**Short task:**
Go through the data below. Pull out every line that has the word "Universal".

(Data records)
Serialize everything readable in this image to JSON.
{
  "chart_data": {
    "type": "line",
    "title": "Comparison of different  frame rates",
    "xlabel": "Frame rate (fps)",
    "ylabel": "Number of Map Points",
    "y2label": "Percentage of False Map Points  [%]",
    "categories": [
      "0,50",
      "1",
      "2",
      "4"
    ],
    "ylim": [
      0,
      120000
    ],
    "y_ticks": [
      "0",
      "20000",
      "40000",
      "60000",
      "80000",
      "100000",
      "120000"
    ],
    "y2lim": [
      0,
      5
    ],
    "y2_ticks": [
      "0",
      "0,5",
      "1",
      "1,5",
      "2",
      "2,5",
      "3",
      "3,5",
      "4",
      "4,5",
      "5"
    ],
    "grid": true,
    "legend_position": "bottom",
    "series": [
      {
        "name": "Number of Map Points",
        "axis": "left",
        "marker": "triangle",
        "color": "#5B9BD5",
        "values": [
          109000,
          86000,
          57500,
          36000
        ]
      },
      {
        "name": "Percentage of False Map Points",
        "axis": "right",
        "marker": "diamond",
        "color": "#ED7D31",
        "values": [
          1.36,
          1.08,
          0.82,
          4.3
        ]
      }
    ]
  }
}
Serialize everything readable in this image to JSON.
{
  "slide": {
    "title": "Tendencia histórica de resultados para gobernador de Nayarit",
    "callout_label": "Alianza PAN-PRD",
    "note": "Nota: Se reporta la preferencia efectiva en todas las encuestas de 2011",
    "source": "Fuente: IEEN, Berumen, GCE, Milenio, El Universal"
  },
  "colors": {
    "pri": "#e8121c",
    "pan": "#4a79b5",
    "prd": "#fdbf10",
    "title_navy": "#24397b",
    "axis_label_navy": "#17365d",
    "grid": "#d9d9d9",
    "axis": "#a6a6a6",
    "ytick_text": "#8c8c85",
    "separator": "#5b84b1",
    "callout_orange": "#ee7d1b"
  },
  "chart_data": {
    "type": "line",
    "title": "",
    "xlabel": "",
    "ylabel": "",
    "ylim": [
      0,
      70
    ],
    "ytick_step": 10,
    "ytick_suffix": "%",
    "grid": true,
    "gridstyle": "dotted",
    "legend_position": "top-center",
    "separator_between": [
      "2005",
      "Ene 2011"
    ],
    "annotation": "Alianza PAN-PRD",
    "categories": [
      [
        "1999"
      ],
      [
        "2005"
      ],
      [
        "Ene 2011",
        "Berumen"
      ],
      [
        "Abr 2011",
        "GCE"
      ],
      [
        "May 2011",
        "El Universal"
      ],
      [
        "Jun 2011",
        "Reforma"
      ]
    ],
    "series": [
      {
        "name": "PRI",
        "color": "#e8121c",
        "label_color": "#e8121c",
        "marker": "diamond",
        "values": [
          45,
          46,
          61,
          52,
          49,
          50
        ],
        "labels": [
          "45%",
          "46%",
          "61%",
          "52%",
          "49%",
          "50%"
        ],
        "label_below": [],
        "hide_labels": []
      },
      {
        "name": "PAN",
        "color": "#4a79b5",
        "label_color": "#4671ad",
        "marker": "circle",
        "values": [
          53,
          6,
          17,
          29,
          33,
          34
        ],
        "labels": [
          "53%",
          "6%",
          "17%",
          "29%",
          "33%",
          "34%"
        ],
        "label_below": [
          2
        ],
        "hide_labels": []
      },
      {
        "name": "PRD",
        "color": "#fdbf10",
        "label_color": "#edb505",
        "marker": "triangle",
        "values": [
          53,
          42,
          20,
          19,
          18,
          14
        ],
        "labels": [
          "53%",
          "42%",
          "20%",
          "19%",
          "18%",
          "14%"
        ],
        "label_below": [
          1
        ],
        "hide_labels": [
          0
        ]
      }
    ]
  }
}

**The response:**
    "source": "Fuente: IEEN, Berumen, GCE, Milenio, El Universal"
        "El Universal"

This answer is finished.